**INSTRUCTION:** For the entries below, how many lines include the word "General"? Give the figure and nothing more.
^^^^^^^^^^^^^^^^
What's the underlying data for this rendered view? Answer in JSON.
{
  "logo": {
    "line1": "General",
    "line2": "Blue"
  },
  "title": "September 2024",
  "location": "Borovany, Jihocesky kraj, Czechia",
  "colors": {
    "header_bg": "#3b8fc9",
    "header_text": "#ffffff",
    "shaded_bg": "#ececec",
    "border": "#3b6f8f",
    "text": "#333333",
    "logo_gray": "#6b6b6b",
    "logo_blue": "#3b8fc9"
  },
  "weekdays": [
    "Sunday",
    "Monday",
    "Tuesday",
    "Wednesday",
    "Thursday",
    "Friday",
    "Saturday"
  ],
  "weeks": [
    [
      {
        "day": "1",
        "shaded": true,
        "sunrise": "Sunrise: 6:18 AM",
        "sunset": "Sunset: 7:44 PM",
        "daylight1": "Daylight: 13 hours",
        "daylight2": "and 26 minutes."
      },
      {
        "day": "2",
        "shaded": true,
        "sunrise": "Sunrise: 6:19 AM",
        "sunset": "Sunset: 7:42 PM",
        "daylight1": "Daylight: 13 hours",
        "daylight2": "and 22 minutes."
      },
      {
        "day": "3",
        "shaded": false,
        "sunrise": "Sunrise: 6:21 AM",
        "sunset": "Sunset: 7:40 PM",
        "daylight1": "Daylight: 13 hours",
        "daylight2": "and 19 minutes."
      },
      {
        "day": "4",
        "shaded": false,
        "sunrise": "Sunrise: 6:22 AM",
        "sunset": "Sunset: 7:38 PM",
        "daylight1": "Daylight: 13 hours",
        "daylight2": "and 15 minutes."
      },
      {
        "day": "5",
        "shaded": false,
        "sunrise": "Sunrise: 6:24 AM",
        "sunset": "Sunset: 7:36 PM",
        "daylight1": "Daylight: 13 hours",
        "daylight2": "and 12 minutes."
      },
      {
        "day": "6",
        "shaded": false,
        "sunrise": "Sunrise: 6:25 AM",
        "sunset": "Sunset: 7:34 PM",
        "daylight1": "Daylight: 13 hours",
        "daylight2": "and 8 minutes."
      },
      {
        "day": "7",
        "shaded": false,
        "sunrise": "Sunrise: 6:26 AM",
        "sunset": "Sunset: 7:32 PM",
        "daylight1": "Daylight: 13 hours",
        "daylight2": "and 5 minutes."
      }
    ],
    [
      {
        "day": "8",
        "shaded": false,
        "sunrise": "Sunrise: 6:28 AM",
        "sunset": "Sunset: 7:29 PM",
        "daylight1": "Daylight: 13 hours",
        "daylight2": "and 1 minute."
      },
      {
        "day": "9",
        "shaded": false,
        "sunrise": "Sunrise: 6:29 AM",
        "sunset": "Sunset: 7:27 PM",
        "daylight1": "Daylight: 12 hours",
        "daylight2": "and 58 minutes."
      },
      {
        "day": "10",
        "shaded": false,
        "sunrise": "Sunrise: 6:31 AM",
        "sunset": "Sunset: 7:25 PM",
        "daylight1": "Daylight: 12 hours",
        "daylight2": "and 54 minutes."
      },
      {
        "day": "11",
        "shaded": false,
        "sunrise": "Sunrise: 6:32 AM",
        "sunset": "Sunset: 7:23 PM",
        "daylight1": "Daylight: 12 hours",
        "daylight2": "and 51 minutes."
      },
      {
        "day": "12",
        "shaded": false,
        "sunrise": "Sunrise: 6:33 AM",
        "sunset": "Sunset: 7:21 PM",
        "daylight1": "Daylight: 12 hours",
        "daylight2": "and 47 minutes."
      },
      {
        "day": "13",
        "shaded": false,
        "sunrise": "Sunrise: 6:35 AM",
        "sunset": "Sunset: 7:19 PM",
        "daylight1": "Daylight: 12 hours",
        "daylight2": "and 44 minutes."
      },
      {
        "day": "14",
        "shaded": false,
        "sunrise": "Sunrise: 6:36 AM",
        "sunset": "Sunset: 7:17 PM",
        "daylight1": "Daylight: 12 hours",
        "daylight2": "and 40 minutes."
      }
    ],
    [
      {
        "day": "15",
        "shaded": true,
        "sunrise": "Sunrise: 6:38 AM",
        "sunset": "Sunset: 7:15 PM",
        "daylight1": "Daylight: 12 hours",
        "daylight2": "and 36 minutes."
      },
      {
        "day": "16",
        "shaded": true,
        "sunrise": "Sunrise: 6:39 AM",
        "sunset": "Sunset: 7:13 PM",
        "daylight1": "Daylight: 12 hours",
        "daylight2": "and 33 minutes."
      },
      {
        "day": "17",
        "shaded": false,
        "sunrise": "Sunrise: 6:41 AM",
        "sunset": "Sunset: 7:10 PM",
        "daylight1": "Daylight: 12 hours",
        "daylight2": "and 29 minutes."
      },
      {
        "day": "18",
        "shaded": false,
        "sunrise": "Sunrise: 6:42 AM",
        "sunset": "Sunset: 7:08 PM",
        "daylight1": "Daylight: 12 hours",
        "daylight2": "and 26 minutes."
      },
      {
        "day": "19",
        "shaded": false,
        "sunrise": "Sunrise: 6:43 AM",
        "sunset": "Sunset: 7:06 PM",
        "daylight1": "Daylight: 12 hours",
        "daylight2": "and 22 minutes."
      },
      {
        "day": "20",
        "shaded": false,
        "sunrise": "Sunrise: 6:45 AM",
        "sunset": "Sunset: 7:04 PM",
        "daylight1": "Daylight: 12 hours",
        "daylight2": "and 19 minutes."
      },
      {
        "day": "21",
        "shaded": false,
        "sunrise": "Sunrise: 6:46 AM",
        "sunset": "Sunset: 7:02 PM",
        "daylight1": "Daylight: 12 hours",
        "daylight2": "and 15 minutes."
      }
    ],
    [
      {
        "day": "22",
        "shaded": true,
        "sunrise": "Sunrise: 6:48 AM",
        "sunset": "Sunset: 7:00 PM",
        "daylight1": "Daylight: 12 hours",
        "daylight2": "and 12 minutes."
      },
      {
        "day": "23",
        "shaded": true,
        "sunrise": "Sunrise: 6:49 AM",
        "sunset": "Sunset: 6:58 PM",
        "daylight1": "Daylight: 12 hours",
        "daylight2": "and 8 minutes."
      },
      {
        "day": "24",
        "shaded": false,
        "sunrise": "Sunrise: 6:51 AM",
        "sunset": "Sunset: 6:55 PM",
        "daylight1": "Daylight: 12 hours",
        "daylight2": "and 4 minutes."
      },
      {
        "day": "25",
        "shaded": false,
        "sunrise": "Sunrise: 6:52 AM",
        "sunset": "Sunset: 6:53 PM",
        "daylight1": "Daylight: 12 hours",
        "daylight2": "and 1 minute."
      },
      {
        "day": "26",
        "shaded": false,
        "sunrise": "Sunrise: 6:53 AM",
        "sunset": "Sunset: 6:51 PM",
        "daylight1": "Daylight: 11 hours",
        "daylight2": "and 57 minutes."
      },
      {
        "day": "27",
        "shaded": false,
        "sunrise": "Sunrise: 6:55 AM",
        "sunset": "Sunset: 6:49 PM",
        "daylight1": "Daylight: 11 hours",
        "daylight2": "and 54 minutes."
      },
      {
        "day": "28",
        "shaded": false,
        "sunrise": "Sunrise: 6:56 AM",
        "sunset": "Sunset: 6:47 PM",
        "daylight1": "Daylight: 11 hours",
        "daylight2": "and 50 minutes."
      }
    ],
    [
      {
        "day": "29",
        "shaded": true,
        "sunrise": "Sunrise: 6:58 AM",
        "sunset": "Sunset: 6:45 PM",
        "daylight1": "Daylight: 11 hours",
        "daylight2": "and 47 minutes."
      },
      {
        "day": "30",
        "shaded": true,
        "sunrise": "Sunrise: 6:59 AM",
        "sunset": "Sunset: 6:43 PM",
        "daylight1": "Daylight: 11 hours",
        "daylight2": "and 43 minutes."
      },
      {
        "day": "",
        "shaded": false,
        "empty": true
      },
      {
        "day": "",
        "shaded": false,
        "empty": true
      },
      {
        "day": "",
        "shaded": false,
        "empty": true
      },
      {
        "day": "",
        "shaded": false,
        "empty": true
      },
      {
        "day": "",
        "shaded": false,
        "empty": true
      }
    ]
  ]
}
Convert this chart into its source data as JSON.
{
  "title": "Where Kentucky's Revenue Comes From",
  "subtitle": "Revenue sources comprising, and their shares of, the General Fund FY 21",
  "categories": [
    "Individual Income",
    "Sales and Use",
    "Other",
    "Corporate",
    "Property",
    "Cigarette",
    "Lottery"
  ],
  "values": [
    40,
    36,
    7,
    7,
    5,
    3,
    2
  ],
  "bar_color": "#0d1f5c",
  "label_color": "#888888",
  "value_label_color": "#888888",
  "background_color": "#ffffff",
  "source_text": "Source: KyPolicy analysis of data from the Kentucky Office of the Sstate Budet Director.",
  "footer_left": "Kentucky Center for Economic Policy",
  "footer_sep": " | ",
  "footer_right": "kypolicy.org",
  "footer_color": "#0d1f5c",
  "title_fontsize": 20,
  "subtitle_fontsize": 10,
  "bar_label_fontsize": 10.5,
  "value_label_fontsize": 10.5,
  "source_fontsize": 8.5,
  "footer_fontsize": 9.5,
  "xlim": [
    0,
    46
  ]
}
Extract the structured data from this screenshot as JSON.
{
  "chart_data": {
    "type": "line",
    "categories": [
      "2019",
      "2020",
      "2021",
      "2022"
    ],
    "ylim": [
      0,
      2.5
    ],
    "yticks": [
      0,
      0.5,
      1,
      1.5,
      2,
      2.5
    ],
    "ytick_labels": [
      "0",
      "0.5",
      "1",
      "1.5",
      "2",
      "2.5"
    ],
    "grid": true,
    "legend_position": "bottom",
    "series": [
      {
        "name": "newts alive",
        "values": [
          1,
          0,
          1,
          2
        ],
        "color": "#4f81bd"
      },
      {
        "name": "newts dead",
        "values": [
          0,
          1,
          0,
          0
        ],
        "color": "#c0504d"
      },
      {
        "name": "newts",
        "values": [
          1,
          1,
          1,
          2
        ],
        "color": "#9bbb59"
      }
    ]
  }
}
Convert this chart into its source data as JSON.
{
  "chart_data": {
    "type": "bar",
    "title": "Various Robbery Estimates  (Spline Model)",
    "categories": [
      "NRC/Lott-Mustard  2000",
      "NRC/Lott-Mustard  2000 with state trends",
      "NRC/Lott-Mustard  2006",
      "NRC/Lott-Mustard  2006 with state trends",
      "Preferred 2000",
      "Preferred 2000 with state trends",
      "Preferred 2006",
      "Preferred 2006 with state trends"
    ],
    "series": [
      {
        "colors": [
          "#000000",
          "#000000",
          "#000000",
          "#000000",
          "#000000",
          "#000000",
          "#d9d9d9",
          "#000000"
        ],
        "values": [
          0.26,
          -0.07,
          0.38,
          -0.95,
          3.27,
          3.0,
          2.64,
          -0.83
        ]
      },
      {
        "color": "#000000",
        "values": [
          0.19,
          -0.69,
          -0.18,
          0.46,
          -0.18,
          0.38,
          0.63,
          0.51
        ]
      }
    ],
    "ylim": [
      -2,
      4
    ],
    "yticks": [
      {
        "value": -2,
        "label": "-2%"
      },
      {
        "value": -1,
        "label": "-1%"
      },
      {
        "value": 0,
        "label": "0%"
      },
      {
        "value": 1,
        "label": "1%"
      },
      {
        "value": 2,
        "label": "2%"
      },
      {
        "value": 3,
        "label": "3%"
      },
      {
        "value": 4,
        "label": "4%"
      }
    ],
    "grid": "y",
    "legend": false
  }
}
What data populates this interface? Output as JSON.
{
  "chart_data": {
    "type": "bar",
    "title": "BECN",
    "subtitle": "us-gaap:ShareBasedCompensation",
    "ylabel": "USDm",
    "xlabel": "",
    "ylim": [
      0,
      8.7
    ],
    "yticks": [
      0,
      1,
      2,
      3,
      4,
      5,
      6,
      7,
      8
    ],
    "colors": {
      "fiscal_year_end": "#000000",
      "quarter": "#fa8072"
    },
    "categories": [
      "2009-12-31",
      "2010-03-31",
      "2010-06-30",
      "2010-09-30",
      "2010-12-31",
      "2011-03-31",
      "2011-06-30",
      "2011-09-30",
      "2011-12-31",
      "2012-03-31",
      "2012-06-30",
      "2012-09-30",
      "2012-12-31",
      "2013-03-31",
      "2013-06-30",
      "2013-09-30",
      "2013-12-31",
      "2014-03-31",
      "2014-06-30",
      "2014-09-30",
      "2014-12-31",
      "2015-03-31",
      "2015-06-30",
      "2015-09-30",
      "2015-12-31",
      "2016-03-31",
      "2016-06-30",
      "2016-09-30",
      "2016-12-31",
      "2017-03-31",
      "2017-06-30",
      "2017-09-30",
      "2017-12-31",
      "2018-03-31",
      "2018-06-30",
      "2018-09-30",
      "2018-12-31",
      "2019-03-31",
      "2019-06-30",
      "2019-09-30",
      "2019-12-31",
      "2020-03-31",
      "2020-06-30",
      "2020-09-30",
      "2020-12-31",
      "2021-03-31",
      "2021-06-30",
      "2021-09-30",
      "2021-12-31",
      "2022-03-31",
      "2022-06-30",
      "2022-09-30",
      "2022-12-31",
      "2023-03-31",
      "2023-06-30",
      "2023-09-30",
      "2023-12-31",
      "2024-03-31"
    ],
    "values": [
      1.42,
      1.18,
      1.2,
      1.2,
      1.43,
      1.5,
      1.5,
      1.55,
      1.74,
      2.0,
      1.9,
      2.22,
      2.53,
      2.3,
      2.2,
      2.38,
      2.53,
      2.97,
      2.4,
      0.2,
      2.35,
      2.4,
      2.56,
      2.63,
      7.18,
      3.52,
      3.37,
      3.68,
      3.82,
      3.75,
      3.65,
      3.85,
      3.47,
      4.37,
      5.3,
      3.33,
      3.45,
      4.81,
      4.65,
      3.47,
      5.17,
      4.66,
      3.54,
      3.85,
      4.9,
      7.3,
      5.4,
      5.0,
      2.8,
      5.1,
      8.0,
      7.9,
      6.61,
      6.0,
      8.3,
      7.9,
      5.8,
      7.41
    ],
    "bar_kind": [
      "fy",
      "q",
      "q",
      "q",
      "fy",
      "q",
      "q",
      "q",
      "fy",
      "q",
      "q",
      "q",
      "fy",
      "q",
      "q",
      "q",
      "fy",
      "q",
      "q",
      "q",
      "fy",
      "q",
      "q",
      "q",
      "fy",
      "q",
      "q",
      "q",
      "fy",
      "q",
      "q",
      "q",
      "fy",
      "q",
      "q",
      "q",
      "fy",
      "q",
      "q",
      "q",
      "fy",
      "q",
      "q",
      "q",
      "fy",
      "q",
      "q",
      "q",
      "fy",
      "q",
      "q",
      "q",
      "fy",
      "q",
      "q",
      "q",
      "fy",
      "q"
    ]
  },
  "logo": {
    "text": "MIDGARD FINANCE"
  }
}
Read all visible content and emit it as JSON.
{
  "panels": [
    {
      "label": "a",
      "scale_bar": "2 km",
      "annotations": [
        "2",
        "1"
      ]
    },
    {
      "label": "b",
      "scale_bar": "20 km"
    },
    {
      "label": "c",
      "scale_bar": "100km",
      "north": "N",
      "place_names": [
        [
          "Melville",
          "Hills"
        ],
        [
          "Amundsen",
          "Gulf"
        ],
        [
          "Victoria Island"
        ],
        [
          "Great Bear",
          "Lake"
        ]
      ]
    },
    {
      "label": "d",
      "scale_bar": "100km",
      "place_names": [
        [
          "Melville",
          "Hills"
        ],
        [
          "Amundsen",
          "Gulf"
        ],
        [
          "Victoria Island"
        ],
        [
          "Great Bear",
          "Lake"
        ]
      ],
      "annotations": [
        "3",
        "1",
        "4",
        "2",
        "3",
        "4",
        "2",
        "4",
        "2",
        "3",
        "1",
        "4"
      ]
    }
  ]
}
^^^^^^^^^^^^^^^^
**RESULT OF THE EXERCISE:** 2